La Delocalizzazione
-Processo di
affrancamento della dominazione politica e/o dallo sfruttamento economico degli
Stati europei, intrapreso dai paesi afroasiatici nel secondo dopoguerra
Due eventi
storici in particolare stanno alla base di questa trasformazione:
•la
decolonizzazione;
•la crisi dei regimi
totalitari a ispirazione comunista.
Con il termine
decolonizzazione si indica il processo che negli ultimi 60 anni ha investito i
paesi afroasiatici che si sono affrancati dal dominio politico ed economico
degli Stati europei che li avevano occupati militarmente nei decenni
precedenti.
+ + + + + + +
> _CONSEGNA 1_:
Riporta dall'estratto della pagina il passo che comincia con "Con il termine" e prosegue fino a "precedenti.".
> _CONSEGNA 2_:
Secondo l'estratto della pagina, quali due eventi storici stanno alla base di questa trasformazione?
I record che seguono non servono.
+ + + + + + +
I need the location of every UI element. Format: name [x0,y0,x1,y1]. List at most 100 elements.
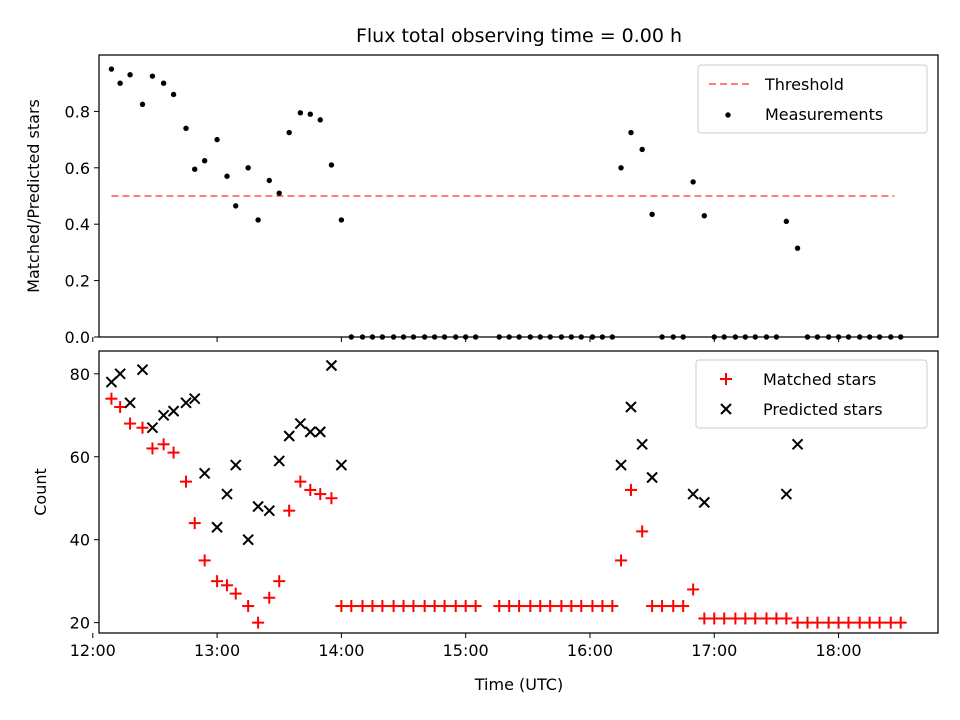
matched-stars-point [873,616,886,629]
y-tick-label: 0.2 [65,272,90,291]
matched-stars-point [304,483,317,496]
matched-stars-point [513,600,526,613]
matched-stars-point [575,600,588,613]
predicted-stars-point [146,422,159,434]
measurement-point [201,158,208,164]
bottom-legend: Matched stars Predicted stars [695,359,928,429]
predicted-stars-point [189,392,201,405]
predicted-stars-point [646,471,658,484]
y-tick-label: 80 [70,365,90,384]
predicted-stars-point [105,376,118,388]
x-axis-label: Time (UTC) [474,675,563,694]
x-tick-label: 16:00 [567,641,613,660]
predicted-stars-point [687,488,699,500]
measurement-point [245,165,251,171]
matched-stars-point [146,442,159,455]
measurement-point [297,110,304,116]
predicted-stars-point [221,488,233,500]
measurement-point [317,117,323,123]
measurement-point [170,91,177,98]
matched-stars-point [842,616,855,629]
measurement-point [255,217,261,223]
measurement-point [266,177,272,184]
top-panel: 0.00.20.40.60.8 Matched/Predicted stars … [24,54,939,347]
matched-stars-point [252,616,265,629]
matched-stars-point [606,600,619,613]
measurement-point [701,213,708,219]
predicted-stars-point [791,438,804,451]
predicted-stars-point [242,533,254,546]
top-legend-box [697,64,928,134]
matched-stars-point [314,488,327,501]
measurement-point [117,80,123,86]
matched-stars-point [136,421,149,434]
matched-stars-point [114,400,127,413]
bottom-panel-frame [98,350,939,634]
top-plot-marks [108,66,904,340]
predicted-stars-point [294,417,307,430]
top-panel-frame [98,54,939,338]
predicted-stars-point [230,459,242,471]
predicted-stars-point [314,426,326,438]
measurement-point [139,101,146,108]
x-tick-label: 13:00 [194,641,240,660]
matched-stars-point [438,600,451,613]
measurement-point [276,190,282,196]
x-tick-label: 18:00 [816,641,862,660]
matched-stars-point [811,616,824,629]
measurement-point [794,245,801,251]
y-tick-label: 60 [70,448,90,467]
x-tick-label: 14:00 [318,641,364,660]
matched-stars-point [376,600,389,613]
measurement-point [628,129,634,136]
predicted-stars-point [211,521,223,533]
legend-predicted-label: Predicted stars [763,400,883,419]
legend-matched-label: Matched stars [763,370,876,389]
predicted-stars-point [252,500,264,513]
y-tick-label: 0.4 [65,215,90,234]
y-tick-label: 0.8 [65,102,90,121]
matched-stars-point [105,392,118,405]
y-tick-label: 20 [70,614,90,633]
legend-predicted-swatch [720,403,732,415]
predicted-stars-point [636,438,648,451]
matched-stars-point [469,600,482,613]
y-tick-label: 40 [70,531,90,550]
predicted-stars-point [263,504,275,517]
matched-stars-point [283,504,296,517]
matched-stars-point [167,446,180,459]
matched-stars-point [229,587,242,600]
predicted-stars-point [304,426,317,438]
predicted-stars-point [780,488,793,500]
bottom-y-axis-label: Count [31,468,50,516]
top-y-axis-label: Matched/Predicted stars [24,99,43,293]
measurement-point [214,136,220,143]
bottom-x-axis-ticks: 12:00 13:00 14:00 15:00 16:00 17:00 18:00 [70,633,862,660]
top-y-axis-ticks: 0.0 0.2 0.4 0.6 0.8 [65,102,99,347]
measurement-point [149,73,156,79]
measurement-point [618,165,624,171]
bottom-y-axis-ticks: 20 40 60 80 [70,365,99,633]
matched-stars-point [124,417,137,430]
measurement-point [338,217,345,223]
top-legend: Threshold Measurements [697,64,928,134]
measurement-point [690,179,696,185]
predicted-stars-point [615,459,627,471]
legend-threshold-label: Threshold [764,75,844,94]
matched-stars-point [636,525,649,538]
measurement-point [286,129,292,136]
measurement-point [328,162,335,168]
measurement-point [160,80,167,86]
matched-stars-point [180,475,193,488]
matched-stars-point [294,475,307,488]
matched-stars-point [677,600,690,613]
predicted-stars-point [167,405,180,417]
measurement-point [127,72,133,78]
predicted-stars-point [325,359,338,372]
matched-stars-point [407,600,420,613]
matched-stars-point [615,554,628,567]
measurement-point [224,173,230,179]
matched-stars-point [221,579,234,592]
+ + + + + + +
> _RISPOSTA ATTESA 1_:
Con il termine
decolonizzazione si indica il processo che negli ultimi 60 anni ha investito i
paesi afroasiatici che si sono affrancati dal dominio politico ed economico
degli Stati europei che li avevano occupati militarmente nei decenni
precedenti.

> _RISPOSTA ATTESA 2_:
La decolonizzazione e la crisi dei regimi totalitari a ispirazione comunista.